Task objective.
Can you reproduce the listing from its first line through the line containing "character-counter: 21 /", swapping every "interactable" for "clickable" and keeping everything else the same?

Data for the task.
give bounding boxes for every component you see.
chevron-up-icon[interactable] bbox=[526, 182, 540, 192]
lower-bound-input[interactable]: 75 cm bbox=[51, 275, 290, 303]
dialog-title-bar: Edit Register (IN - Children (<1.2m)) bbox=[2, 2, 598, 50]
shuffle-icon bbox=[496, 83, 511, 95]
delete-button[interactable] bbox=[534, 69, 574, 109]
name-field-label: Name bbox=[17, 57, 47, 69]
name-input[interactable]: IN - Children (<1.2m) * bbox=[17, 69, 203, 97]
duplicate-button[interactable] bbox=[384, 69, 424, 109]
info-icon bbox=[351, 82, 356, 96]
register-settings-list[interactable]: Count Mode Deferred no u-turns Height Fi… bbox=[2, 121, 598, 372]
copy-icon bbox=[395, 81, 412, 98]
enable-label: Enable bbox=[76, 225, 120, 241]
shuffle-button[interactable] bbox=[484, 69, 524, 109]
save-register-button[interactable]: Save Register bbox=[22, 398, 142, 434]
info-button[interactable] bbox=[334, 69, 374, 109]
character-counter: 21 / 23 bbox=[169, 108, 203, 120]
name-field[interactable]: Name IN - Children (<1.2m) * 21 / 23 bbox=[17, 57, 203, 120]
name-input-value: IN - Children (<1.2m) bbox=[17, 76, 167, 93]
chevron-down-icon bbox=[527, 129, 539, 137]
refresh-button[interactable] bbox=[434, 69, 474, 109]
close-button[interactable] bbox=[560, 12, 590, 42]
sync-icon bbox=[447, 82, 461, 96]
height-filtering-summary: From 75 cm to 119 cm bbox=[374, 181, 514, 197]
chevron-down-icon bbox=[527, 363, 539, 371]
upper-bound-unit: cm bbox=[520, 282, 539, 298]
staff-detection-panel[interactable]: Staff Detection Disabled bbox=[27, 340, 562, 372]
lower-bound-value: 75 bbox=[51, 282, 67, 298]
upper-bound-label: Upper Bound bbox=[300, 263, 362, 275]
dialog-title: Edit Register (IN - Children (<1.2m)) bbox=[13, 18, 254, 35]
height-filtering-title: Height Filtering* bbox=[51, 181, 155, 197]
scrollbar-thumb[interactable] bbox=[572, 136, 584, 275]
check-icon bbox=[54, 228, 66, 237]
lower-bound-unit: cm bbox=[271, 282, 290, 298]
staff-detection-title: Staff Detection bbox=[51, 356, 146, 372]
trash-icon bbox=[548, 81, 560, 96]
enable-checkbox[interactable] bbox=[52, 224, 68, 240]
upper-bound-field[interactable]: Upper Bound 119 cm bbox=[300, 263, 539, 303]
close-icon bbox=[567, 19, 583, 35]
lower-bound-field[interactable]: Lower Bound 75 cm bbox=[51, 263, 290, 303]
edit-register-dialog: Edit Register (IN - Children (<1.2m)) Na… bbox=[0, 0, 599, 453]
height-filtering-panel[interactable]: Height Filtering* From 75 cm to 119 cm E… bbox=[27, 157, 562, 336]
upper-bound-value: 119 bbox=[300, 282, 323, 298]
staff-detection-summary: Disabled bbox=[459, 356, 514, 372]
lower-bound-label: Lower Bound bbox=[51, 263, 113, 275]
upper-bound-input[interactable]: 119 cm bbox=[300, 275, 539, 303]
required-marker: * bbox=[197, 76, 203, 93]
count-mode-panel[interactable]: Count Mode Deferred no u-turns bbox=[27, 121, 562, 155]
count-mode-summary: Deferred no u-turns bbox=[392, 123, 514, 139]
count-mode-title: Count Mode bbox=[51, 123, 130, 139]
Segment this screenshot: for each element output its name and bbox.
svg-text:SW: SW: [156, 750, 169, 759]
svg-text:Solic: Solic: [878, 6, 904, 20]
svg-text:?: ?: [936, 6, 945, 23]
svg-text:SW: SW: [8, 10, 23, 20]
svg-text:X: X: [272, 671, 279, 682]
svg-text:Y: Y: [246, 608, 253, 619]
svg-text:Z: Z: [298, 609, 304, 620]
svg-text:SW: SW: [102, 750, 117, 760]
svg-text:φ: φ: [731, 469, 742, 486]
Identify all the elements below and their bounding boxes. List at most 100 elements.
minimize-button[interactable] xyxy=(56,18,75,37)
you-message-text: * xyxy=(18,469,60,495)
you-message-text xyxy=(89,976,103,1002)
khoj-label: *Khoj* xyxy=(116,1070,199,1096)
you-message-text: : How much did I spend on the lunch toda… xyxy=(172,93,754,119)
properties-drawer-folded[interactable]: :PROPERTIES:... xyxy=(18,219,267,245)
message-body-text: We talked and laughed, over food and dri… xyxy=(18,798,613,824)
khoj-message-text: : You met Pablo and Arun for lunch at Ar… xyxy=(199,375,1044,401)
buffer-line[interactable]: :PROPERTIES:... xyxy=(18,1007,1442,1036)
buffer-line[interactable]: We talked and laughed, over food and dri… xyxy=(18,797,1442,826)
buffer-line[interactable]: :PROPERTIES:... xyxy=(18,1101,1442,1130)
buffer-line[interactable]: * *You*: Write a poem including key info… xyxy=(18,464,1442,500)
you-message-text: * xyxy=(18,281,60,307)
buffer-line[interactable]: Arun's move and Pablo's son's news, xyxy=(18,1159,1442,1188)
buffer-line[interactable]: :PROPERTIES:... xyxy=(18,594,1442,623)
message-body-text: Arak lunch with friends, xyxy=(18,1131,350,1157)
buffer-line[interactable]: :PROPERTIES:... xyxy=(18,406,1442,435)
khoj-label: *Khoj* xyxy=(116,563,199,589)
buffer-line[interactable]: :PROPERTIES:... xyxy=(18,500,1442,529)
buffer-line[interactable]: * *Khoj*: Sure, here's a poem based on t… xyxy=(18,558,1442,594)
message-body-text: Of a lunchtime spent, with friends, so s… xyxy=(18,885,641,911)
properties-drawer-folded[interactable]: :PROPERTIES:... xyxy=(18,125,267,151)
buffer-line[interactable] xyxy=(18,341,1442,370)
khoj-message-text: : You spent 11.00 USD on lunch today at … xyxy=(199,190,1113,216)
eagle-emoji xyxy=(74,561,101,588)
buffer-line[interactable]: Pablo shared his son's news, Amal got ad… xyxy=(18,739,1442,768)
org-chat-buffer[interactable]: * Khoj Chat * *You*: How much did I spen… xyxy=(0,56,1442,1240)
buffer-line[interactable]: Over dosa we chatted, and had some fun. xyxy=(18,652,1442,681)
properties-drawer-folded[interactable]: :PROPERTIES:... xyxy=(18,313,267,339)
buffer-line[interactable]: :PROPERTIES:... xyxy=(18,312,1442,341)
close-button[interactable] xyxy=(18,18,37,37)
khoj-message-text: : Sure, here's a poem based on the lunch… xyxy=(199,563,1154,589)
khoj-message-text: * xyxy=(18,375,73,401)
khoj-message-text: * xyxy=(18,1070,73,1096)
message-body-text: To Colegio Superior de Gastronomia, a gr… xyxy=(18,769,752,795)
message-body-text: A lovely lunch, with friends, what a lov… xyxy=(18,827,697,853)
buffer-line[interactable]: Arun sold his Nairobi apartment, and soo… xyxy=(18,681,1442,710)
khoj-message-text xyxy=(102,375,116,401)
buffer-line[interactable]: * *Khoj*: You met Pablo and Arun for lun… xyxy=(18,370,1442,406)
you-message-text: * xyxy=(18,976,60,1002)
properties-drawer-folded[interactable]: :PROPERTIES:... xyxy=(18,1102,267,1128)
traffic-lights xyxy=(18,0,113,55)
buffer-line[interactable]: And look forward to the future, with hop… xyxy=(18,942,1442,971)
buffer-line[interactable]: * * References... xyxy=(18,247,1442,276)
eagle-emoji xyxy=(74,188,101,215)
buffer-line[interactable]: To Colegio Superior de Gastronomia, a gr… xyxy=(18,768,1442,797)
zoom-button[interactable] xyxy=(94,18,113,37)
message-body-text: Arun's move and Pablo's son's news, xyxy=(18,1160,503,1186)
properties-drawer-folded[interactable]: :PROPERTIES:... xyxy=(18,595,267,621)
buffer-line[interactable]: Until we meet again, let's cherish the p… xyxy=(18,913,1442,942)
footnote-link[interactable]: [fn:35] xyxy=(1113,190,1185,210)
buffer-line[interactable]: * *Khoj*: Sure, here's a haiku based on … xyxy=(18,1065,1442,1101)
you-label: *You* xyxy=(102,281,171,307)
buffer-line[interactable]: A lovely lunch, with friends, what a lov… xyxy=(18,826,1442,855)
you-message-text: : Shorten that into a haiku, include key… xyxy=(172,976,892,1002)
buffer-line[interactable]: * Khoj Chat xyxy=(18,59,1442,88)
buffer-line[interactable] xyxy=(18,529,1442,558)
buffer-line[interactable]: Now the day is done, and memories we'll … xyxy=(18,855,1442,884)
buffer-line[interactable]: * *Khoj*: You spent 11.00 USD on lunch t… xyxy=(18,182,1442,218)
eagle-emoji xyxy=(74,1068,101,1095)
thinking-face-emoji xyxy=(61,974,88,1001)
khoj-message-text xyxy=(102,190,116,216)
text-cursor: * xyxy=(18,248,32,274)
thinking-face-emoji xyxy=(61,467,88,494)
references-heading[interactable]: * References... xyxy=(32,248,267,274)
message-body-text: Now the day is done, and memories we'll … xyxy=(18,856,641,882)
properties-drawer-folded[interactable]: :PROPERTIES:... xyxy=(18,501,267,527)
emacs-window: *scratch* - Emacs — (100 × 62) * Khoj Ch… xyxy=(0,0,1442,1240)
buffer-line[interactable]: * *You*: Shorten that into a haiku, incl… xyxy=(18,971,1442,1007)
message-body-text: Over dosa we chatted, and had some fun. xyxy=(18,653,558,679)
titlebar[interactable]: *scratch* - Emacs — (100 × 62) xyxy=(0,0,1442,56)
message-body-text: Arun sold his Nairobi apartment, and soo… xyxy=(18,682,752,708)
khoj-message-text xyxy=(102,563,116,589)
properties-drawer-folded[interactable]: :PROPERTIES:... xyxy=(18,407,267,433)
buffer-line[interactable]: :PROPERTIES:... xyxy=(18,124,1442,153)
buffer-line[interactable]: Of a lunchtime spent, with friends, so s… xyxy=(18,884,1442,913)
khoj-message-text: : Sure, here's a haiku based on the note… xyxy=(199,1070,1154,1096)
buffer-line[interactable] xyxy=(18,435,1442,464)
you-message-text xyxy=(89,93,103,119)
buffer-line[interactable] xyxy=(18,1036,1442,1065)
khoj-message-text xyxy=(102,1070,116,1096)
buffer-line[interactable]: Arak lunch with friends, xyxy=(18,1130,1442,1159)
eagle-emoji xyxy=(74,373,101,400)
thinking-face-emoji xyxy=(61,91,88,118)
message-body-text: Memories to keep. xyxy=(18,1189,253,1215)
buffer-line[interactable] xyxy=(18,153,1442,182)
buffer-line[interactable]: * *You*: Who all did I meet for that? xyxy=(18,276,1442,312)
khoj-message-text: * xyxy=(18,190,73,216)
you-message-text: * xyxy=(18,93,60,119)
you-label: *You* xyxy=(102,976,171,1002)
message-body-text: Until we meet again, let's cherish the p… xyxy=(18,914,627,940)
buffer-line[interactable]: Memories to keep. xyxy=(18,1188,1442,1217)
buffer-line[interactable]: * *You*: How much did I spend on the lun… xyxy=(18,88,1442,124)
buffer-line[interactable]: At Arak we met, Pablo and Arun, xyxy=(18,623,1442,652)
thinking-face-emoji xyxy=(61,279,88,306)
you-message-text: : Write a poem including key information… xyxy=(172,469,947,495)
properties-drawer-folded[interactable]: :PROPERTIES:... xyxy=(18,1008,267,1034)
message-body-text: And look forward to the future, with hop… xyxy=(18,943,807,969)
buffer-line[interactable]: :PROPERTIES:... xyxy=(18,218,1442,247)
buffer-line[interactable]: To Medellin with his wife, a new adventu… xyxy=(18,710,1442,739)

Answer to this task.
give bounding boxes for every component you see.
chevron-up-icon[clickable] bbox=[526, 182, 540, 192]
lower-bound-input[clickable]: 75 cm bbox=[51, 275, 290, 303]
dialog-title-bar: Edit Register (IN - Children (<1.2m)) bbox=[2, 2, 598, 50]
shuffle-icon bbox=[496, 83, 511, 95]
delete-button[clickable] bbox=[534, 69, 574, 109]
name-field-label: Name bbox=[17, 57, 47, 69]
name-input[clickable]: IN - Children (<1.2m) * bbox=[17, 69, 203, 97]
duplicate-button[clickable] bbox=[384, 69, 424, 109]
info-icon bbox=[351, 82, 356, 96]
register-settings-list[clickable]: Count Mode Deferred no u-turns Height Fi… bbox=[2, 121, 598, 372]
copy-icon bbox=[395, 81, 412, 98]
enable-label: Enable bbox=[76, 225, 120, 241]
shuffle-button[clickable] bbox=[484, 69, 524, 109]
save-register-button[clickable]: Save Register bbox=[22, 398, 142, 434]
info-button[clickable] bbox=[334, 69, 374, 109]
character-counter: 21 / 23 bbox=[169, 108, 203, 120]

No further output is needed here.